Saved entries:
--

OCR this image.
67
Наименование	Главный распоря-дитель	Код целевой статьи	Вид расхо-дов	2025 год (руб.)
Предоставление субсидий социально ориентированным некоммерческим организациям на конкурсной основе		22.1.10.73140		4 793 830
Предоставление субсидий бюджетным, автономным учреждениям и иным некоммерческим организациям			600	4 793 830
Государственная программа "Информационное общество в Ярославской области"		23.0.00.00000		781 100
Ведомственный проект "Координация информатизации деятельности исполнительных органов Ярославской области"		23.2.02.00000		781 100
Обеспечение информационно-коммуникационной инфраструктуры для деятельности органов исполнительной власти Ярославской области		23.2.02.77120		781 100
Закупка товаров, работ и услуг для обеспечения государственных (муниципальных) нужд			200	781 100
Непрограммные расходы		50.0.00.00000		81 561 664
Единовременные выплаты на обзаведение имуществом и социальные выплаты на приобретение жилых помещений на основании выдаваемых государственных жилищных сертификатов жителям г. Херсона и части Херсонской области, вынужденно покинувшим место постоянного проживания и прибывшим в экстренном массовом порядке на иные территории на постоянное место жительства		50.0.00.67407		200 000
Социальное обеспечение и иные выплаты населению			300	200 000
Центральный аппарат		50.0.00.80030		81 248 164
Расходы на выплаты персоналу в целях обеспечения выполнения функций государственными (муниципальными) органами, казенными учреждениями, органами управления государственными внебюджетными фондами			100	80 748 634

--

### Instructions for the task
Your task is to repeat every entry exactly.

### Written response
OCR this image.
67
Наименование	Главный распоря-дитель	Код целевой статьи	Вид расхо-дов	2025 год (руб.)
Предоставление субсидий социально ориентированным некоммерческим организациям на конкурсной основе		22.1.10.73140		4 793 830
Предоставление субсидий бюджетным, автономным учреждениям и иным некоммерческим организациям			600	4 793 830
Государственная программа "Информационное общество в Ярославской области"		23.0.00.00000		781 100
Ведомственный проект "Координация информатизации деятельности исполнительных органов Ярославской области"		23.2.02.00000		781 100
Обеспечение информационно-коммуникационной инфраструктуры для деятельности органов исполнительной власти Ярославской области		23.2.02.77120		781 100
Закупка товаров, работ и услуг для обеспечения государственных (муниципальных) нужд			200	781 100
Непрограммные расходы		50.0.00.00000		81 561 664
Единовременные выплаты на обзаведение имуществом и социальные выплаты на приобретение жилых помещений на основании выдаваемых государственных жилищных сертификатов жителям г. Херсона и части Херсонской области, вынужденно покинувшим место постоянного проживания и прибывшим в экстренном массовом порядке на иные территории на постоянное место жительства		50.0.00.67407		200 000
Социальное обеспечение и иные выплаты населению			300	200 000
Центральный аппарат		50.0.00.80030		81 248 164
Расходы на выплаты персоналу в целях обеспечения выполнения функций государственными (муниципальными) органами, казенными учреждениями, органами управления государственными внебюджетными фондами			100	80 748 634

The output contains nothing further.